→ FRAGMENTO DEL DOCUMENTO
═══
Pero si lo único que hubiera en nuestro cristianismo son los factores de jacuzzi, o sea, si nosotros abrasáramos un hedonismo ensimismado de relajación y pensamientos felices mientras evitamos las tareas difíciles, las posturas poco populares, y las relaciones extenuantes, no lograríamos la vida bíblica centrada en Dios y de sacrificio a la cual nos llama Jesús, y por tanto le promulgaríamos al mundo nada más que nuestra propia decadencia. Sin embargo, por favor Dios, no permitas que aceptemos eso.

Y yo podría vivir sin ver nunca jamás un jacuzzi, pero espero no tener que...

Lo que estaba expresando en ese artículo puede ser establecido con certeza en las tres propuestas siguientes:

1. La religión del jacuzzi es casi correcta. Estoy de acuerdo con que es psicológicamente inexacta, ya que la verdad paradójica es que buscar placer, confort, y felicidad es garantizar que no lograremos ninguna de estas cosas. Al nivel tanto espiritual como natural, estos estados subjetivos se convierten en realidades del corazón sólo como productos derivados que provienen de concentrarse en otra cosa, algo percibido como valioso, vigorizante y dominante. Se ha dicho verdaderamente que las semillas de la felicidad crecen con mayor fuerza en el suelo del servicio.

A menudo, esa “otra cosa” que gana nuestra alianza es otro, una persona y no un concepto abstracto, en especial en el caso de la felicidad espiritual. Esta felicidad proviene de deleitarnos en el conocimiento del amor redentor del Padre y del Hijo y de la demostración de una activa y leal gratitud por todo ello. Amamos a Dios y eso nos hace felices. Nuestros intentos de complacer a Dios concentran el placer de su paz en nuestro corazón. Es así. Sin embargo, cuando la religión del jacuzzi resalta el hecho de que el verdadero gozo es una parte integral de la verdadera piedad, hace alusión a una profunda y dulce verdad teológica.
═══
→ TAREAS POR REALIZAR
1. Reproduce literalmente el pasaje del fragmento sobre la religión del jacuzzi que va desde "Pero si lo único" hasta "no tener que...".
2. Resume en dos oraciones el fragmento sobre la religión del jacuzzi.
3. Retoma el fragmento sobre la religión del jacuzzi y continúalo a partir de su última oración.

→ CONJUNTO DE ÍTEMS
═══
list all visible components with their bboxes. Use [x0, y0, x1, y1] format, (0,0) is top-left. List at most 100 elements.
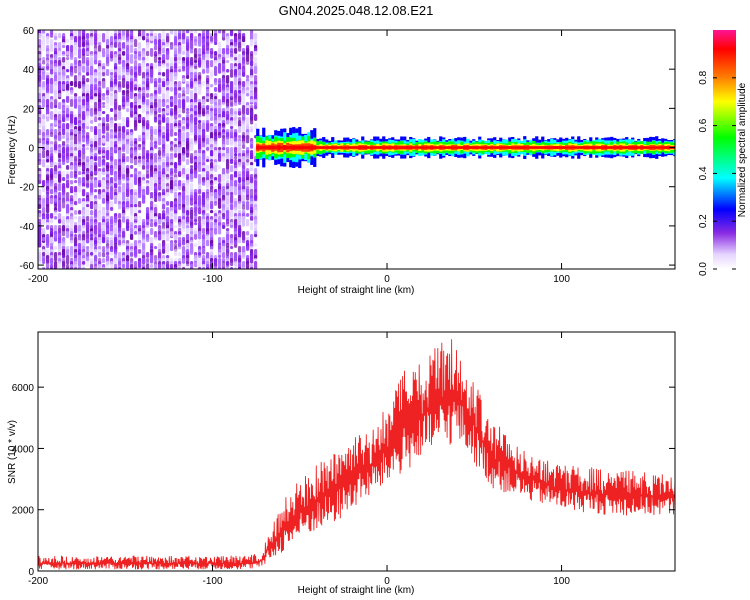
noise-cell	[250, 117, 254, 125]
noise-cell	[110, 264, 114, 269]
noise-cell	[58, 93, 62, 98]
noise-cell	[98, 111, 102, 118]
noise-cell	[186, 228, 190, 236]
noise-cell	[126, 156, 130, 163]
noise-cell	[110, 156, 114, 161]
band-cell	[358, 146, 362, 149]
noise-cell	[38, 129, 42, 136]
noise-cell	[182, 228, 186, 232]
noise-cell	[66, 114, 70, 118]
noise-cell	[114, 183, 118, 189]
band-cell	[637, 146, 641, 149]
noise-cell	[122, 36, 126, 41]
noise-cell	[86, 72, 90, 76]
noise-cell	[74, 117, 78, 126]
noise-cell	[122, 126, 126, 133]
noise-cell	[202, 120, 206, 124]
noise-cell	[182, 198, 186, 207]
noise-cell	[158, 51, 162, 55]
noise-cell	[214, 87, 218, 92]
noise-cell	[38, 261, 42, 265]
noise-cell	[74, 129, 78, 135]
noise-cell	[234, 186, 238, 196]
noise-cell	[110, 132, 114, 136]
noise-cell	[114, 102, 118, 110]
noise-cell	[214, 165, 218, 172]
noise-cell	[58, 252, 62, 257]
noise-cell	[58, 198, 62, 206]
band-cell	[610, 146, 614, 149]
noise-cell	[150, 222, 154, 228]
noise-cell	[78, 165, 82, 169]
noise-cell	[102, 111, 106, 115]
band-cell	[325, 146, 329, 149]
noise-cell	[190, 246, 194, 255]
noise-cell	[74, 75, 78, 82]
noise-cell	[186, 96, 190, 103]
noise-cell	[154, 231, 158, 240]
noise-cell	[130, 228, 134, 236]
noise-cell	[250, 243, 254, 247]
noise-cell	[234, 45, 238, 49]
noise-cell	[142, 258, 146, 264]
noise-cell	[238, 126, 242, 134]
noise-cell	[214, 108, 218, 116]
noise-cell	[190, 231, 194, 235]
noise-cell	[90, 141, 94, 145]
noise-cell	[110, 96, 114, 106]
band-cell	[556, 146, 560, 149]
noise-cell	[138, 231, 142, 235]
noise-cell	[198, 174, 202, 185]
noise-cell	[238, 237, 242, 244]
noise-cell	[134, 204, 138, 208]
noise-cell	[134, 39, 138, 48]
noise-cell	[78, 198, 82, 204]
noise-cell	[178, 243, 182, 248]
noise-cell	[242, 39, 246, 43]
noise-cell	[122, 132, 126, 140]
noise-cell	[110, 237, 114, 241]
noise-cell	[118, 105, 122, 111]
band-cell	[538, 146, 542, 149]
noise-cell	[86, 111, 90, 119]
noise-cell	[82, 180, 86, 184]
noise-cell	[58, 144, 62, 148]
noise-cell	[50, 84, 54, 94]
colorbar: 0.0 0.2 0.4 0.6 0.8 Normalized spectral ampl…	[698, 30, 748, 276]
noise-cell	[214, 201, 218, 207]
band-cell	[607, 146, 611, 149]
noise-cell	[134, 177, 138, 186]
noise-cell	[46, 93, 50, 102]
noise-cell	[98, 192, 102, 200]
noise-cell	[98, 33, 102, 37]
noise-cell	[106, 165, 110, 172]
noise-cell	[206, 147, 210, 151]
noise-cell	[66, 117, 70, 122]
noise-cell	[118, 261, 122, 269]
band-cell	[631, 146, 635, 149]
noise-cell	[130, 105, 134, 113]
noise-cell	[154, 267, 158, 269]
noise-cell	[46, 114, 50, 118]
noise-cell	[58, 192, 62, 200]
noise-cell	[102, 183, 106, 187]
noise-cell	[66, 156, 70, 164]
noise-cell	[162, 201, 166, 205]
noise-cell	[62, 216, 66, 220]
noise-cell	[82, 201, 86, 210]
noise-cell	[102, 168, 106, 172]
snr-y-axis: 0 2000 4000 6000	[12, 383, 675, 578]
colorbar-label: Normalized spectral amplitude	[737, 82, 748, 217]
noise-cell	[226, 60, 230, 64]
noise-cell	[234, 150, 238, 154]
noise-cell	[70, 81, 74, 87]
noise-cell	[154, 153, 158, 164]
noise-cell	[138, 228, 142, 232]
noise-cell	[174, 132, 178, 136]
noise-cell	[166, 177, 170, 184]
noise-cell	[238, 120, 242, 128]
noise-cell	[70, 210, 74, 214]
noise-cell	[118, 204, 122, 210]
noise-cell	[62, 261, 66, 269]
noise-cell	[206, 66, 210, 74]
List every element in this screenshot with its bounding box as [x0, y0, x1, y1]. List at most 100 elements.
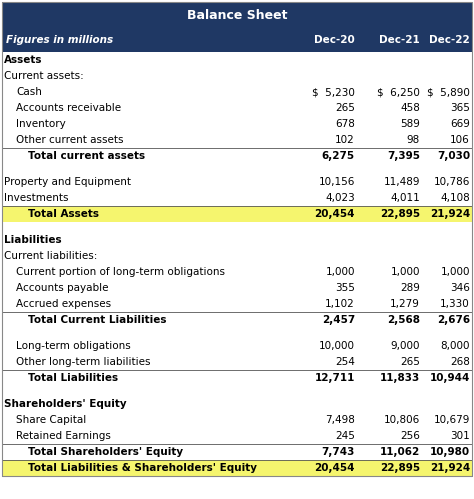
Text: Figures in millions: Figures in millions	[6, 35, 113, 45]
Text: $  5,890: $ 5,890	[427, 87, 470, 97]
Bar	[2, 428, 472, 444]
Text: Total Shareholders' Equity: Total Shareholders' Equity	[28, 447, 183, 457]
Text: 678: 678	[335, 119, 355, 129]
Bar	[2, 248, 472, 264]
Text: Total Liabilities & Shareholders' Equity: Total Liabilities & Shareholders' Equity	[28, 463, 257, 473]
Text: Inventory: Inventory	[16, 119, 66, 129]
Bar	[2, 444, 472, 460]
Bar	[2, 28, 472, 52]
Text: 12,711: 12,711	[315, 373, 355, 383]
Text: Current portion of long-term obligations: Current portion of long-term obligations	[16, 267, 225, 277]
Text: 4,023: 4,023	[325, 193, 355, 203]
Bar	[2, 206, 472, 222]
Text: Accounts payable: Accounts payable	[16, 283, 109, 293]
Text: Dec-20: Dec-20	[314, 35, 355, 45]
Text: 10,679: 10,679	[434, 415, 470, 425]
Text: 20,454: 20,454	[315, 463, 355, 473]
Text: 11,833: 11,833	[380, 373, 420, 383]
Text: 7,498: 7,498	[325, 415, 355, 425]
Text: 9,000: 9,000	[391, 341, 420, 351]
Text: Total Current Liabilities: Total Current Liabilities	[28, 315, 166, 325]
Text: Accrued expenses: Accrued expenses	[16, 299, 111, 309]
Bar	[2, 338, 472, 354]
Text: 102: 102	[335, 135, 355, 145]
Bar	[2, 100, 472, 116]
Bar	[2, 396, 472, 412]
Text: 346: 346	[450, 283, 470, 293]
Text: 21,924: 21,924	[430, 463, 470, 473]
Text: Retained Earnings: Retained Earnings	[16, 431, 111, 441]
Text: 289: 289	[400, 283, 420, 293]
Text: 10,806: 10,806	[384, 415, 420, 425]
Text: 301: 301	[450, 431, 470, 441]
Text: 1,279: 1,279	[390, 299, 420, 309]
Text: Shareholders' Equity: Shareholders' Equity	[4, 399, 127, 409]
Bar	[2, 164, 472, 174]
Text: 6,275: 6,275	[322, 151, 355, 161]
Text: 365: 365	[450, 103, 470, 113]
Text: 268: 268	[450, 357, 470, 367]
Bar	[2, 190, 472, 206]
Text: Other long-term liabilities: Other long-term liabilities	[16, 357, 151, 367]
Bar	[2, 232, 472, 248]
Bar	[2, 328, 472, 338]
Bar	[2, 354, 472, 370]
Text: Liabilities: Liabilities	[4, 235, 62, 245]
Text: 11,489: 11,489	[383, 177, 420, 187]
Text: 245: 245	[335, 431, 355, 441]
Text: Balance Sheet: Balance Sheet	[187, 8, 287, 21]
Text: Share Capital: Share Capital	[16, 415, 86, 425]
Text: Current liabilities:: Current liabilities:	[4, 251, 97, 261]
Text: 2,568: 2,568	[387, 315, 420, 325]
Text: 589: 589	[400, 119, 420, 129]
Text: Current assets:: Current assets:	[4, 71, 84, 81]
Text: 7,395: 7,395	[387, 151, 420, 161]
Bar	[2, 174, 472, 190]
Text: 2,676: 2,676	[437, 315, 470, 325]
Text: 1,102: 1,102	[325, 299, 355, 309]
Text: Investments: Investments	[4, 193, 69, 203]
Text: 7,743: 7,743	[322, 447, 355, 457]
Bar	[2, 84, 472, 100]
Text: 22,895: 22,895	[380, 463, 420, 473]
Text: Cash: Cash	[16, 87, 42, 97]
Bar	[2, 52, 472, 68]
Text: 1,000: 1,000	[391, 267, 420, 277]
Text: Dec-22: Dec-22	[429, 35, 470, 45]
Text: Assets: Assets	[4, 55, 43, 65]
Text: 256: 256	[400, 431, 420, 441]
Text: 20,454: 20,454	[315, 209, 355, 219]
Text: $  5,230: $ 5,230	[312, 87, 355, 97]
Text: 22,895: 22,895	[380, 209, 420, 219]
Text: 106: 106	[450, 135, 470, 145]
Text: Total current assets: Total current assets	[28, 151, 145, 161]
Text: 669: 669	[450, 119, 470, 129]
Bar	[2, 280, 472, 296]
Bar	[2, 296, 472, 312]
Text: 2,457: 2,457	[322, 315, 355, 325]
Bar	[2, 116, 472, 132]
Text: 10,944: 10,944	[429, 373, 470, 383]
Text: 7,030: 7,030	[437, 151, 470, 161]
Text: Other current assets: Other current assets	[16, 135, 124, 145]
Text: 4,011: 4,011	[390, 193, 420, 203]
Text: Long-term obligations: Long-term obligations	[16, 341, 131, 351]
Bar	[2, 148, 472, 164]
Text: 98: 98	[407, 135, 420, 145]
Text: 265: 265	[400, 357, 420, 367]
Text: 254: 254	[335, 357, 355, 367]
Text: 1,000: 1,000	[440, 267, 470, 277]
Text: 10,980: 10,980	[430, 447, 470, 457]
Text: Total Assets: Total Assets	[28, 209, 99, 219]
Text: Accounts receivable: Accounts receivable	[16, 103, 121, 113]
Bar	[2, 2, 472, 28]
Bar	[2, 386, 472, 396]
Text: 458: 458	[400, 103, 420, 113]
Text: $  6,250: $ 6,250	[377, 87, 420, 97]
Text: Total Liabilities: Total Liabilities	[28, 373, 118, 383]
Text: 265: 265	[335, 103, 355, 113]
Bar	[2, 312, 472, 328]
Text: 10,000: 10,000	[319, 341, 355, 351]
Bar	[2, 370, 472, 386]
Bar	[2, 132, 472, 148]
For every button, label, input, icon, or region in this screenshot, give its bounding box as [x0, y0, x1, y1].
═══
→ RESPUESTAS DEL EJERCICIO
1.
Pero si lo único que hubiera en nuestro cristianismo son los factores de jacuzzi, o sea, si nosotros abrasáramos un hedonismo ensimismado de relajación y pensamientos felices mientras evitamos las tareas difíciles, las posturas poco populares, y las relaciones extenuantes, no lograríamos la vida bíblica centrada en Dios y de sacrificio a la cual nos llama Jesús, y por tanto le promulgaríamos al mundo nada más que nuestra propia decadencia. Sin embargo, por favor Dios, no permitas que aceptemos eso.

Y yo podría vivir sin ver nunca jamás un jacuzzi, pero espero no tener que...

2. Si nuestro cristianismo se limitara a los factores de jacuzzi, es decir, a un hedonismo ensimismado de relajación y pensamientos felices que evita las tareas difíciles, no lograríamos la vida centrada en Dios y de sacrificio a la que llama Jesús. Buscar placer, confort y felicidad garantiza no alcanzarlos, porque estos surgen como productos derivados de concentrarse en otra cosa, a menudo una persona, y la felicidad espiritual proviene de deleitarse en el amor redentor del Padre y del Hijo; aun así, la religión del jacuzzi alude a una verdad teológica cuando resalta que el verdadero gozo es parte integral de la verdadera piedad.

3.
Necesitamos enfatizar la herencia cristiana del placer. La falta de fe nos hace temer que Dios sea un tirano severo y poco amistoso a quien le duele proporcionarnos placer y que nos exige hacer lo que no queremos hacer y no podemos disfrutar. Sin embargo, las Escrituras nos demuestran que lo opuesto es lo cierto. “En tu presencia hay plenitud de gozo; delicias a tu diestra para siempre” (Salmo 16.11 RVR60). “Les das a beber de tu río de deleites” (Salmo 36.8). “Dios de mi alegría y mi deleite” (Salmo 43.4). “Quiero alegrarme y regocijarme en ti” (Salmo 9.2). “El reino de Dios no es cuestión de comidas o bebidas sino de justicia, paz y alegría en el Espíritu Santo” (Romanos 14.17). “Que el Dios de la esperanza los llene de toda alegría y paz a ustedes que creen en él, para que rebosen de esperanza por el poder del Espíritu Santo” (Romanos 15.13). Un maravilloso himno popular escrito por el antiguo calvinista Isaac Watts, el rapsoda del puritanismo, expresa el sentimiento cristiano de exultante gozo con asombroso brío:

Vengan, los que aman al Señor,

Nuestro gozo a revelar;

Unidos en canto con dulce armonía,

El trono así rodear.

Las penas de la mente ¡

Desaparezcan de aquí!

La religión no ha deseado nunca

Nuestro deleite amenazar.

Que se nieguen a cantar

Los que desconocen a nuestro Dios,

Mas los hijos del Rey celestial

Canten sus deleites por doquier.

El Dios que gobierna en lo alto,

Que truena a voluntad,

Que cabalga sobre el cielo tormentoso

Y controla los mares—

Este tremendo Dios es nuestro,

Nuestro Padre y nuestro amor;

Nos enviará sus poderes celestiales

Para llevarnos con Él.

Allí su rostro veremos,

Y nunca, nunca pecado habrá;

Allí de los ríos de su gracia

Nos saciaremos de deleites sin fin.

Los hijos de gracia hallaron

La gloria que comienza aquí;

Los frutos celestiales sobre la tierra

De fe y esperanza crecerán.

El monte de Sión produce

Sagrados deleites por mil

Antes de alcanzar los campos celestes,

O por calles de oro marchar.

Así que abunden nuestras canciones,

¡Ycada lágrima seca esté!

Por suelo sagrado marchamos

A mejores mundos allá.

(Versión libre)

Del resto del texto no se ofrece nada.